* Tasks for this exercise *
**1)** Rewrite the passage from the text on privatisation starting at "Cutting down social" and ending at "security for ALL.", replacing "workers" with "employees".
**2)** According to the text on privatisation, how many public sector undertakings has the NITI Ayog identified?

* Exercise text *
+++

Cutting down social welfare expenditure and pampering the big corporates, big business and finance capital – is the hallmark of neoliberal policies.

CITU and other central trade unions (except the BMS, which called the Code on Social Security ‘historic and revolutionary piece of legislation!) are determined to expose this fraud on the workers.

The mass dharna near Parliament on 9-11 November 2017 is part of this effort. We appeal to the workers irrespective of affiliations to be prepared for bigger struggles till we achieve universal social security for ALL.

We shall Fight! We shall Win!

Stop disinvestment and strategic sale of public sector undertakings – this is one of the major demands of the joint trade union movement.

Why does the government want to privatise and dismantle the public sector, in the first place?

Privatisation is one of the major components of neoliberal policies, to which both the Congress and the BJP are committed – privatisation of public enterprises, public resources and public services etc. It is a method of handing over public property, property belonging to the people, to private corporates, so that they can amass wealth at the cost of the nation.

Privatisation process in our country was initiated under the Congress regime in 1991, when the neoliberal policies were officially introduced. Attempts to privatise the public sector undertakings, hand over control and management of public resources to private players continued since then. However, they had to retreat in the face of strong opposition from the united working class movement and the people; when the Left parties, who consistently opposed privatisation, had a strong presence in the Parliament.

Now, with the BJP government coming to power at the centre with its own majority in 2014, this process has gained momentum.

Soon after coming to power this BJP government dismantled the Planning Commission and replaced it with the NITI (National Institution for Transforming India) Ayog. The NITI Ayog was entrusted with the task of identifying public sector undertakings for disinvestment and strategic sale. It has identified 74 PSUs including 26 for downright closure and 10 for strategic disinvestment. It is pushing for disinvestment of PSUs till strategic sale is concluded.

The government has decided to sell off several sick and loss making companies with huge assets. If it finds no buyer, these will be closed off. In fact, many of these units were deliberately made sick by successive governments. Even today, these units can be made profitable by infusing the necessary capital and ensuring proper functioning. The huge assets that they possess can be utilised for this purpose. But the government does not want to do that. It is keen to hand them along with their assets to the private players at throw away prices.

+++

* Dataset extract *
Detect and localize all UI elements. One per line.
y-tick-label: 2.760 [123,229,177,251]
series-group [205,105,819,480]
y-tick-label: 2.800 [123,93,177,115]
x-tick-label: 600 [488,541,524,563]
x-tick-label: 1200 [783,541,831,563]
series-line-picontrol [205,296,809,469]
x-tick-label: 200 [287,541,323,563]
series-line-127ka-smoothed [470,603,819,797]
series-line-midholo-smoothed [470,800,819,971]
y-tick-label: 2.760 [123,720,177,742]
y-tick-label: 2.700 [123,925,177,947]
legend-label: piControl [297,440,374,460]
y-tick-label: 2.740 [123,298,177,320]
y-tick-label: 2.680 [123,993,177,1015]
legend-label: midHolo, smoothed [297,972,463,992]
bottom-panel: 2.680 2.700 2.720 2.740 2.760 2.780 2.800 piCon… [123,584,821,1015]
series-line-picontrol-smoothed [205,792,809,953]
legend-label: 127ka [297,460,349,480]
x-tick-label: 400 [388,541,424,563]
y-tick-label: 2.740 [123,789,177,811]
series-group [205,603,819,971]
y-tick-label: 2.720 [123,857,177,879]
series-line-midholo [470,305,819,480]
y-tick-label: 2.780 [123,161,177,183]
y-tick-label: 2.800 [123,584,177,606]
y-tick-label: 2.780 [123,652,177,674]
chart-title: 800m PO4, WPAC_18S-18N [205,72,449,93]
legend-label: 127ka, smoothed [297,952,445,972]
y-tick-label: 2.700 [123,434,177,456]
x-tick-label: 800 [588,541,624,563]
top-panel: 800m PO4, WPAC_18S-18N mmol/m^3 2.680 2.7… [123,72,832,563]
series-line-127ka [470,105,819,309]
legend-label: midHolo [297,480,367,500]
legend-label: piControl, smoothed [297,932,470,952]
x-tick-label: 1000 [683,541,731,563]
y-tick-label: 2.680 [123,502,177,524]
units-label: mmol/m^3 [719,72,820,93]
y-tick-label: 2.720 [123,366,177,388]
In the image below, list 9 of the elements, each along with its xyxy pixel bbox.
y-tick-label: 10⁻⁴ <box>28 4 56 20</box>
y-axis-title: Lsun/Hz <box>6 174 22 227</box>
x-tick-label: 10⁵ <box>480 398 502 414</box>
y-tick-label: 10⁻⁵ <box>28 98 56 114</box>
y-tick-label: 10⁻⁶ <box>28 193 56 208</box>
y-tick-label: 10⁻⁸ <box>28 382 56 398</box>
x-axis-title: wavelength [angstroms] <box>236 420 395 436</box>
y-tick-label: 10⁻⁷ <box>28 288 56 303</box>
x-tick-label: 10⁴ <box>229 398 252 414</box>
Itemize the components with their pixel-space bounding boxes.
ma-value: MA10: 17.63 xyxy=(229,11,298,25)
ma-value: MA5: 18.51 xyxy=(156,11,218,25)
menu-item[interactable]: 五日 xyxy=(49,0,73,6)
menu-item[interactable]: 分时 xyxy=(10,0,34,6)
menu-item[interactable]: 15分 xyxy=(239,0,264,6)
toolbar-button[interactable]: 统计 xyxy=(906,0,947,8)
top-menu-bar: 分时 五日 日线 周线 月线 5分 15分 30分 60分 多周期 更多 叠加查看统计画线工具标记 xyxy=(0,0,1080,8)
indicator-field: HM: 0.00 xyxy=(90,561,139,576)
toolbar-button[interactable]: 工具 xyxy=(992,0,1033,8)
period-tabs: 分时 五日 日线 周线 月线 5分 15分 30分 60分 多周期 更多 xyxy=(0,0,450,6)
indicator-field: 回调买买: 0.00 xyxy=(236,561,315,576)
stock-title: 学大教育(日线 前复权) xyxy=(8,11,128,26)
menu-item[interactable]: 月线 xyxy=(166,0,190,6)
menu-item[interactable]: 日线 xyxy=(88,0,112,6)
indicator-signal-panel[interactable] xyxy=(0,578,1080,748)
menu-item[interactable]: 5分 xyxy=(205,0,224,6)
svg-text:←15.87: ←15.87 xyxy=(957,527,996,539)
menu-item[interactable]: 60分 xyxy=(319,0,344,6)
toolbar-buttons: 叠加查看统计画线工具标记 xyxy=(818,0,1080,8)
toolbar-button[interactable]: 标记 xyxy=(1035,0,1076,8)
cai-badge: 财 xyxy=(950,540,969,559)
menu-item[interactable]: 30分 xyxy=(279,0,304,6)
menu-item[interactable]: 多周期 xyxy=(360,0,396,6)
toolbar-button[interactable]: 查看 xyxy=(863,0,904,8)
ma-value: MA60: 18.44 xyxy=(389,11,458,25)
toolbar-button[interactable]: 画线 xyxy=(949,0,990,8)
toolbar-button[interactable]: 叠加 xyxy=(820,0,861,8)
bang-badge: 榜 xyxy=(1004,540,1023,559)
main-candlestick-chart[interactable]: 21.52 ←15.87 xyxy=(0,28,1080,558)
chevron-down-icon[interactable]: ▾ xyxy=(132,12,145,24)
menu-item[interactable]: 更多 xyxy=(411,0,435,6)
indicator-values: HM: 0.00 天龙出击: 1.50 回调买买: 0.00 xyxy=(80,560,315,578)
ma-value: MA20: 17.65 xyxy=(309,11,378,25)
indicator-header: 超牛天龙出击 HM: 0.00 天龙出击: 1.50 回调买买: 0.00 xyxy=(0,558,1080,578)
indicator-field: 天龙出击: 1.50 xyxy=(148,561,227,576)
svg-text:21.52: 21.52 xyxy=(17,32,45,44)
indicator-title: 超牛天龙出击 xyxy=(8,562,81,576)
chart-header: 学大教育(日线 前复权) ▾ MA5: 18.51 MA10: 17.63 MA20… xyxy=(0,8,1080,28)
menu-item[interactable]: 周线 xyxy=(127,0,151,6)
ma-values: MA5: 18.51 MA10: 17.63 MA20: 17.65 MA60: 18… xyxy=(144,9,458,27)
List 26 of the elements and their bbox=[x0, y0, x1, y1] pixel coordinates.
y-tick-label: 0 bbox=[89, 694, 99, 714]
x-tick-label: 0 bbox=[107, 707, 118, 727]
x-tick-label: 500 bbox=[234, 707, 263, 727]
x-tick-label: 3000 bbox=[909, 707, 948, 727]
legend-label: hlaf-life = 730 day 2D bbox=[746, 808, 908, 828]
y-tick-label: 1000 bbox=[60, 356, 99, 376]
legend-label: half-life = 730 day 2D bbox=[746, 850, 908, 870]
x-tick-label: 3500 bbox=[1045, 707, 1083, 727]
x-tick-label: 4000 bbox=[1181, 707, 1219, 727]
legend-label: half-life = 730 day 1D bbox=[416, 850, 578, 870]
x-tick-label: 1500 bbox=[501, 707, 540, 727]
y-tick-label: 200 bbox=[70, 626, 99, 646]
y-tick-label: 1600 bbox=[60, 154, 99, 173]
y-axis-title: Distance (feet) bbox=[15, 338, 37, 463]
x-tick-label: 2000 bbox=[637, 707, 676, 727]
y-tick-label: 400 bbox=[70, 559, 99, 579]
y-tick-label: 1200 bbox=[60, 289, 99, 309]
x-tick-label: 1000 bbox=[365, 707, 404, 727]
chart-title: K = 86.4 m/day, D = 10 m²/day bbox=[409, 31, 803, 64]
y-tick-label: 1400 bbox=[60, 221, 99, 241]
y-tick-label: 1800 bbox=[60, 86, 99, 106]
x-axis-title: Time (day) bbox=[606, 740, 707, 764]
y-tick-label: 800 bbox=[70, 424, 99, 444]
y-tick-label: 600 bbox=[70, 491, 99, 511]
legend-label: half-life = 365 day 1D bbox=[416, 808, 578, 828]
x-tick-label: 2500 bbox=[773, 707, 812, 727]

+++

* Expected responses *
**1)**
Cutting down social welfare expenditure and pampering the big corporates, big business and finance capital – is the hallmark of neoliberal policies.

CITU and other central trade unions (except the BMS, which called the Code on Social Security ‘historic and revolutionary piece of legislation!) are determined to expose this fraud on the employees.

The mass dharna near Parliament on 9-11 November 2017 is part of this effort. We appeal to the employees irrespective of affiliations to be prepared for bigger struggles till we achieve universal social security for ALL.

**2)** 74 PSUs, including 26 for closure and 10 for strategic disinvestment.